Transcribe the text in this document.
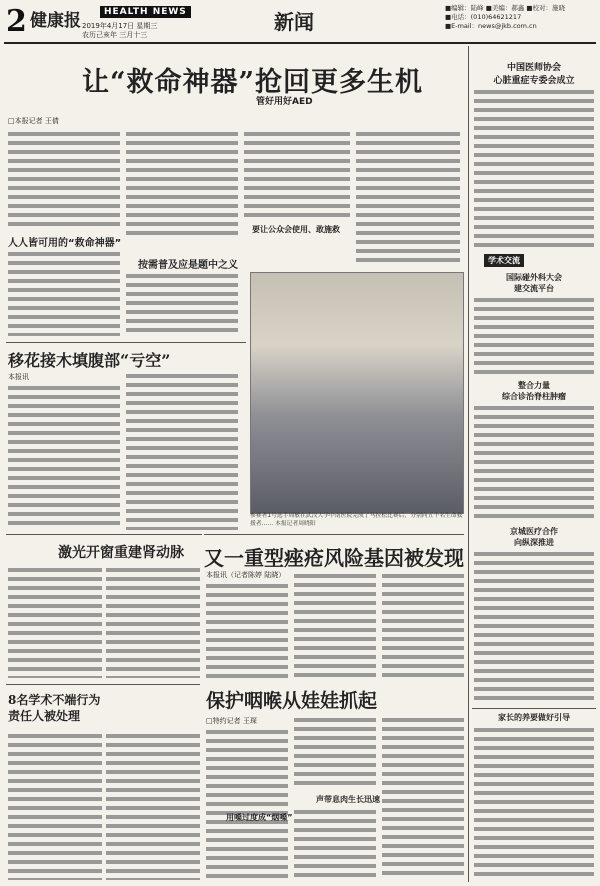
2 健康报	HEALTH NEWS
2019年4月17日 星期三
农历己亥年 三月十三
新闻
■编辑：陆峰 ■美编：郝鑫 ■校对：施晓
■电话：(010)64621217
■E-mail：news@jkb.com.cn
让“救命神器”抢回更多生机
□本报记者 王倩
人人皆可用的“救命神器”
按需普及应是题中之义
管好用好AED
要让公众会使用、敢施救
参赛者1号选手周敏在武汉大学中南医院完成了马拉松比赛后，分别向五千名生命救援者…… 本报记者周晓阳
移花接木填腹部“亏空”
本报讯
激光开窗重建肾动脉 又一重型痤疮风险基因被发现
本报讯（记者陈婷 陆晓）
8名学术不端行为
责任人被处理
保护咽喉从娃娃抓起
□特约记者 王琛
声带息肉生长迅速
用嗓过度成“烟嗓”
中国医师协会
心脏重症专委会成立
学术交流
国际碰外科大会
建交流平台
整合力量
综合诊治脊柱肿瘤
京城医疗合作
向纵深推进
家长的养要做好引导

----------------------------------------

Set problem
Leaving aside the images, write out the entries above word for word.

Response
Transcribe the text in this document.
2 健康报	HEALTH NEWS
2019年4月17日 星期三
农历己亥年 三月十三
新闻
■编辑：陆峰 ■美编：郝鑫 ■校对：施晓
■电话：(010)64621217
■E-mail：news@jkb.com.cn
让“救命神器”抢回更多生机
□本报记者 王倩
人人皆可用的“救命神器”
按需普及应是题中之义
管好用好AED
要让公众会使用、敢施救
参赛者1号选手周敏在武汉大学中南医院完成了马拉松比赛后，分别向五千名生命救援者…… 本报记者周晓阳
移花接木填腹部“亏空”
本报讯
激光开窗重建肾动脉 又一重型痤疮风险基因被发现
本报讯（记者陈婷 陆晓）
8名学术不端行为
责任人被处理
保护咽喉从娃娃抓起
□特约记者 王琛
声带息肉生长迅速
用嗓过度成“烟嗓”
中国医师协会
心脏重症专委会成立
学术交流
国际碰外科大会
建交流平台
整合力量
综合诊治脊柱肿瘤
京城医疗合作
向纵深推进
家长的养要做好引导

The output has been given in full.